■ **What is asked**:
Show all lines that include the string "frac"; copy each one.

■ **Records provided**:
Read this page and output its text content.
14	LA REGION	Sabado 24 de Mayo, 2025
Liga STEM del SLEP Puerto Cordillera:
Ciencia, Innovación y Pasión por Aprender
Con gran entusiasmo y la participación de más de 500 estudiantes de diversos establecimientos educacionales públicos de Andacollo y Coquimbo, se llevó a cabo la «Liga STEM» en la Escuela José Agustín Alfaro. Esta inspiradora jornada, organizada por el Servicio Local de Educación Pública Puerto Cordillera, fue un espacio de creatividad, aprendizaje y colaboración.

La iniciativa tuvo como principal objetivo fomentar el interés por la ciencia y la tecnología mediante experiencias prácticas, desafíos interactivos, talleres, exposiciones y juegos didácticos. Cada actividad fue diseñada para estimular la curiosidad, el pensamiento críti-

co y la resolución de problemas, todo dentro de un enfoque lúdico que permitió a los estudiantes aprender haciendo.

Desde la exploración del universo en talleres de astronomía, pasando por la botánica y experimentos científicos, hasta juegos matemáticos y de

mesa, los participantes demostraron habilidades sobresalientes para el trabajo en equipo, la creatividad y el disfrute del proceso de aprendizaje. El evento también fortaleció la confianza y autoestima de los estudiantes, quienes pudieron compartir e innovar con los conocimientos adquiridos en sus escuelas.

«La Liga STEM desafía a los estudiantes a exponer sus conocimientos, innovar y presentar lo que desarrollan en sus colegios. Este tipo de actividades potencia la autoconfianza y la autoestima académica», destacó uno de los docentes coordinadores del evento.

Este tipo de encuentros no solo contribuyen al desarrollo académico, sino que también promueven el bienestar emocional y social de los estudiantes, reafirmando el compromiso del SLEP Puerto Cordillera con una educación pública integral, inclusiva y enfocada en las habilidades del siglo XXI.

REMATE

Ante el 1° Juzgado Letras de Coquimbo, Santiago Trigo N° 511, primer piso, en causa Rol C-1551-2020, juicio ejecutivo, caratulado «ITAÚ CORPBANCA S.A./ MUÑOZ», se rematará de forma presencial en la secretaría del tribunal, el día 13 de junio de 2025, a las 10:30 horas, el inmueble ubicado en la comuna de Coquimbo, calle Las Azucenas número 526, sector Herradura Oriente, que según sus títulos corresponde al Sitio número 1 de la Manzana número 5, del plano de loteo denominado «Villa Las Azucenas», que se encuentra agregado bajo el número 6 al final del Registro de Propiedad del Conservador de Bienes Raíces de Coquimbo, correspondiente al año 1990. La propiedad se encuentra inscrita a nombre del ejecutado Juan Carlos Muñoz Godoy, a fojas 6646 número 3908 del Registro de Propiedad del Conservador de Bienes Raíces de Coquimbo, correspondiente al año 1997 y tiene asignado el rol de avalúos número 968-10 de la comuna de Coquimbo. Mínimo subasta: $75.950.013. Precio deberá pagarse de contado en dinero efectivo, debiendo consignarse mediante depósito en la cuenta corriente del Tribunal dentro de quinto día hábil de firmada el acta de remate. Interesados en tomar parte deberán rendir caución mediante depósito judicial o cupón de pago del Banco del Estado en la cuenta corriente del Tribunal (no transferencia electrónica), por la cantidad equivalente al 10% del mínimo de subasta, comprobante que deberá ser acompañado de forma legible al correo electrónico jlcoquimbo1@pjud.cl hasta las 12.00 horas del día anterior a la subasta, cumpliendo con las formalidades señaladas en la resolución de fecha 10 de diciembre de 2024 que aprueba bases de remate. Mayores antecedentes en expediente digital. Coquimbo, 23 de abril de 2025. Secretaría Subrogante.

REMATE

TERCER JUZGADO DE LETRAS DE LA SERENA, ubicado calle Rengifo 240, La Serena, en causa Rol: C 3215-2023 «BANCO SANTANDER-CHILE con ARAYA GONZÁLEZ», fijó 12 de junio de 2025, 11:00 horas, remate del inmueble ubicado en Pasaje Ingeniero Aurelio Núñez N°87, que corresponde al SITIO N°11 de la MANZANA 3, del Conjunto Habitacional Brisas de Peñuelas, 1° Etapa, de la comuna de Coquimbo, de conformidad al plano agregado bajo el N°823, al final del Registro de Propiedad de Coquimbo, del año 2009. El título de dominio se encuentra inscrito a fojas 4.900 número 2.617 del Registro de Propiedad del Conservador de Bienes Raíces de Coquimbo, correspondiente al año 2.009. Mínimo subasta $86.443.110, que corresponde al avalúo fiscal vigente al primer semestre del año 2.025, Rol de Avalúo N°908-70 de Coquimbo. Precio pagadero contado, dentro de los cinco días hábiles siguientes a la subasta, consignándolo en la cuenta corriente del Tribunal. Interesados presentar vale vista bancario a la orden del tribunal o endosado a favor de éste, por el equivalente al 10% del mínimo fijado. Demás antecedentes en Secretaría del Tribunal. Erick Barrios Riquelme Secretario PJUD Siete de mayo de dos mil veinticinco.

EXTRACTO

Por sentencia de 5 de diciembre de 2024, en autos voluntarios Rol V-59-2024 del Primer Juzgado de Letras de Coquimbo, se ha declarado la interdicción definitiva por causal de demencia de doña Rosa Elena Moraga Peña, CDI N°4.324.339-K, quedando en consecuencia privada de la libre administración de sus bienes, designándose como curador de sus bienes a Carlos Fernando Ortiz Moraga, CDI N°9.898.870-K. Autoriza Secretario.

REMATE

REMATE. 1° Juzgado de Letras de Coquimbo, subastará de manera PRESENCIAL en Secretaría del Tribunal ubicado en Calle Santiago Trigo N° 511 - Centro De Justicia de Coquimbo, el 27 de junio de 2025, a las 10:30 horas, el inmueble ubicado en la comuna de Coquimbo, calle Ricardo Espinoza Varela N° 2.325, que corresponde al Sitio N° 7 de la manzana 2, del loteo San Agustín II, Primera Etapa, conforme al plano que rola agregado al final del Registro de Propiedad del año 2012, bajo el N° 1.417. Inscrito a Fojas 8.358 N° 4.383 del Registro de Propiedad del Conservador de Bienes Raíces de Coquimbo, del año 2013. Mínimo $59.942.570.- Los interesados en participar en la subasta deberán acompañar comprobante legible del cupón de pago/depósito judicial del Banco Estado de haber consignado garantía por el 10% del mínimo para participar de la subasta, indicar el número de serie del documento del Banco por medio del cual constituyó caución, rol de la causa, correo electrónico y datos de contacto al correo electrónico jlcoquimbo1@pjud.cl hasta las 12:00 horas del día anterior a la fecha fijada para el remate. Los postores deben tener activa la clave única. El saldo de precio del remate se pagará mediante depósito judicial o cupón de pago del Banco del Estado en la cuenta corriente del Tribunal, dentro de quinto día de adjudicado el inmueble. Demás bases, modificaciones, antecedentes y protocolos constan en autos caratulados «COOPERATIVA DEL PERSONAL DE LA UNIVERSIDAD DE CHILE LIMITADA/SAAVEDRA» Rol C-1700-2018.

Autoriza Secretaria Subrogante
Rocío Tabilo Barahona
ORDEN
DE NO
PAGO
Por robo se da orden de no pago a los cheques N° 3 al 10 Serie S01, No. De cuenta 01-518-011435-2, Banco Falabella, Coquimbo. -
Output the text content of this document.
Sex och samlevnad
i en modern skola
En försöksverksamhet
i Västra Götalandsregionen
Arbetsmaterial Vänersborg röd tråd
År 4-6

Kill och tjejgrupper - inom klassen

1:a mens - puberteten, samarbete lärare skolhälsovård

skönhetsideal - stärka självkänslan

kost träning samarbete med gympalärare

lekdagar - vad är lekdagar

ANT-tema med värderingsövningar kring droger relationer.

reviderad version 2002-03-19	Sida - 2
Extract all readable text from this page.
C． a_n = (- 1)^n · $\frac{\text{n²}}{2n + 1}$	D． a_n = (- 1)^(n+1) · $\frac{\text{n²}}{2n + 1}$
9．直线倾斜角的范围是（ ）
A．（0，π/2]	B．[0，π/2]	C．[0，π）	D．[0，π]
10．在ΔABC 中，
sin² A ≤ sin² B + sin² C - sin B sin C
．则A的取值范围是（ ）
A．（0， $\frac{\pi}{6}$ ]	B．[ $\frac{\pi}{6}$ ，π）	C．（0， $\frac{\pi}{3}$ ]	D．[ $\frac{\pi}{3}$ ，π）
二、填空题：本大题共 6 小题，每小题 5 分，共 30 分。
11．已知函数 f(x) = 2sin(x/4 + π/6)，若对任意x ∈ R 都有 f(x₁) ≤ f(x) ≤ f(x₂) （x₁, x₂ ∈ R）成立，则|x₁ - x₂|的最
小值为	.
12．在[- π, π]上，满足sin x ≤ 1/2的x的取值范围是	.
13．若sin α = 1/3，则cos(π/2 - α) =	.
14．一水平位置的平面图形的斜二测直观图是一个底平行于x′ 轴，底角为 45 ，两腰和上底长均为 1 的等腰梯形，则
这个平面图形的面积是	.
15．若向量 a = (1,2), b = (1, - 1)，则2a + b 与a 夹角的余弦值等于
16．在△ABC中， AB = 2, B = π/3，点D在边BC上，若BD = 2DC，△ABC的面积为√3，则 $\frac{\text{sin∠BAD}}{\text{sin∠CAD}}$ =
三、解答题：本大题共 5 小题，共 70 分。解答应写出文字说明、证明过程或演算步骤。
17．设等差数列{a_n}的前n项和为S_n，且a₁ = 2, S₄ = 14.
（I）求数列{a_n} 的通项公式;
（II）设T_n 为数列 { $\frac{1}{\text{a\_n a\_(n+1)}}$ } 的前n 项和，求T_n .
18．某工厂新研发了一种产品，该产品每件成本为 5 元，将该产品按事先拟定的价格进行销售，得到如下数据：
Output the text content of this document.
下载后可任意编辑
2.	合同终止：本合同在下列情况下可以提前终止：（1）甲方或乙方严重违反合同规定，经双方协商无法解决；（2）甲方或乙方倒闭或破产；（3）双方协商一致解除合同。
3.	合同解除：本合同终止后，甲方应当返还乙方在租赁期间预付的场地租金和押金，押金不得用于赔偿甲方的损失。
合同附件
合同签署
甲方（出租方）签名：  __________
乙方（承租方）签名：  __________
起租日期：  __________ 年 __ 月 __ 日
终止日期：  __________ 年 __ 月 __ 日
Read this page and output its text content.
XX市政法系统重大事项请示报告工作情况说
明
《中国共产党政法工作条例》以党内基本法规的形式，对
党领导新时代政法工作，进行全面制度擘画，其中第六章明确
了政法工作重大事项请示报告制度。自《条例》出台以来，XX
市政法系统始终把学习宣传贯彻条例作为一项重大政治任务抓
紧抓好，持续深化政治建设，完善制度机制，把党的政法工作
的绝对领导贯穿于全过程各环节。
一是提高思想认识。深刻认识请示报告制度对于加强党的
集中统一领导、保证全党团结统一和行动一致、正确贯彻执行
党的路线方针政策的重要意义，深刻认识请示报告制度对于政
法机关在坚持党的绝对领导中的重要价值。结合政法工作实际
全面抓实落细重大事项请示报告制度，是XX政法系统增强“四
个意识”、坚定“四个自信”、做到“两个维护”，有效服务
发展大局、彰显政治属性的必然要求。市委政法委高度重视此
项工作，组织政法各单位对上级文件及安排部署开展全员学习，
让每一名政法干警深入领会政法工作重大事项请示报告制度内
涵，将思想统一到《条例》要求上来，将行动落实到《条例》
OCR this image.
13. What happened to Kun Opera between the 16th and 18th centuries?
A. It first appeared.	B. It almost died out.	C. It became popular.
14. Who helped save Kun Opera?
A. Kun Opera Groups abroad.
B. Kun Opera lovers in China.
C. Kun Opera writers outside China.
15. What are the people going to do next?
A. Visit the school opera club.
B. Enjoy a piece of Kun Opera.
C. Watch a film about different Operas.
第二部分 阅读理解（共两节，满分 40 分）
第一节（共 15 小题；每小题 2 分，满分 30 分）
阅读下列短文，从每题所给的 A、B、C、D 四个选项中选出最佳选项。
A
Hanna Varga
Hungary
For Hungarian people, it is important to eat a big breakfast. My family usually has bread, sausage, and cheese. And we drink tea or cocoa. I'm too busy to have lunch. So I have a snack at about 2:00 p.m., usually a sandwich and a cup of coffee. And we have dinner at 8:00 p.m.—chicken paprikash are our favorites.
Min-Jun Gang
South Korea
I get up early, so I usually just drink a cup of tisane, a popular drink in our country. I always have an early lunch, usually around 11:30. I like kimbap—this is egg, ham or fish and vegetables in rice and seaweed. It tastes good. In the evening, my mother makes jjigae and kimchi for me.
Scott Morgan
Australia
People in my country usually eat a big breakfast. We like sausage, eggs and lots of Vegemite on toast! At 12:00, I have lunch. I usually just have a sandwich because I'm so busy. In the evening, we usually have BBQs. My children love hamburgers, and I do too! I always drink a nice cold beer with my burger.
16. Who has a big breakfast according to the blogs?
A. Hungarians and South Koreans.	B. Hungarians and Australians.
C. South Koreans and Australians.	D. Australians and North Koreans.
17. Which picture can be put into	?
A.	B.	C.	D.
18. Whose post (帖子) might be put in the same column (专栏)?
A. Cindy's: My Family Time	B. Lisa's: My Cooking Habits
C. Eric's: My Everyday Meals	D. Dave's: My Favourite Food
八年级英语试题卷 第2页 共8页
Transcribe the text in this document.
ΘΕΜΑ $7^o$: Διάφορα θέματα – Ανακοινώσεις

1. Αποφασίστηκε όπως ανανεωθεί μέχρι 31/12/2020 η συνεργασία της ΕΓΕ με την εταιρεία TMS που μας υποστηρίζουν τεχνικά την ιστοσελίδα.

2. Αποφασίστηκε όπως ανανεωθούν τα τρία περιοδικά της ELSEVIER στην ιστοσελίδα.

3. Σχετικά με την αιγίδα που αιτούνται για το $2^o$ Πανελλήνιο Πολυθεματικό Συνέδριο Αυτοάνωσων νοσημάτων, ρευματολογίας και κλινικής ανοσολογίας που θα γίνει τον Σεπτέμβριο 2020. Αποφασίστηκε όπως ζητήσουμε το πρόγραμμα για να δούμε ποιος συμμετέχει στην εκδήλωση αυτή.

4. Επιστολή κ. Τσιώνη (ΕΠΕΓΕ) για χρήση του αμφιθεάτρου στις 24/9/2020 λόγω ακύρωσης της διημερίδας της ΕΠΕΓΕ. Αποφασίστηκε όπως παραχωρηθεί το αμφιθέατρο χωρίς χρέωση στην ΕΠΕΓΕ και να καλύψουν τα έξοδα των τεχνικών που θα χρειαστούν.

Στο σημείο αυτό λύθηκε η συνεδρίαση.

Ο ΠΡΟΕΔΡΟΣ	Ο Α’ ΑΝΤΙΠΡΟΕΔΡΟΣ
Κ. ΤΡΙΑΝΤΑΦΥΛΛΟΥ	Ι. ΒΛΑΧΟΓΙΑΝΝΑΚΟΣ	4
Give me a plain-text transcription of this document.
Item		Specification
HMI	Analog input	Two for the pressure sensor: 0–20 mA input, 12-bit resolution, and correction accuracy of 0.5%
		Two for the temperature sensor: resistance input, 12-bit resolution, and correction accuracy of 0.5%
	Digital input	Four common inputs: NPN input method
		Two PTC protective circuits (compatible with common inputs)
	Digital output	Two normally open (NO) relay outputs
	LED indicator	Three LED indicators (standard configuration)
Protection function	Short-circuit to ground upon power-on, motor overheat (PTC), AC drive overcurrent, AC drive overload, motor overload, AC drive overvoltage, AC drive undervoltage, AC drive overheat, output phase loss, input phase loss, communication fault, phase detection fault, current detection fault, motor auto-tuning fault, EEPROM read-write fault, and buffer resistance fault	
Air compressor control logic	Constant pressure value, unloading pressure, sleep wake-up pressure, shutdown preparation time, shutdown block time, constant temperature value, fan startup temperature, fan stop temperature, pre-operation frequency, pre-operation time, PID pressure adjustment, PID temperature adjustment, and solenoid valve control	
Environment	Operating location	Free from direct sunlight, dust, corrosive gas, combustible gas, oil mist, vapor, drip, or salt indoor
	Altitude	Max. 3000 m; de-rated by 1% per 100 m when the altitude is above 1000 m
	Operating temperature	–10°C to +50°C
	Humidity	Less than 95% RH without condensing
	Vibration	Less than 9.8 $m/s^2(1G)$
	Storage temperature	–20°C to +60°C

■ **The output**:
C． a_n = (- 1)^n · $\frac{\text{n²}}{2n + 1}$	D． a_n = (- 1)^(n+1) · $\frac{\text{n²}}{2n + 1}$
A．（0， $\frac{\pi}{6}$ ]	B．[ $\frac{\pi}{6}$ ，π）	C．（0， $\frac{\pi}{3}$ ]	D．[ $\frac{\pi}{3}$ ，π）
16．在△ABC中， AB = 2, B = π/3，点D在边BC上，若BD = 2DC，△ABC的面积为√3，则 $\frac{\text{sin∠BAD}}{\text{sin∠CAD}}$ =
（II）设T_n 为数列 { $\frac{1}{\text{a\_n a\_(n+1)}}$ } 的前n 项和，求T_n .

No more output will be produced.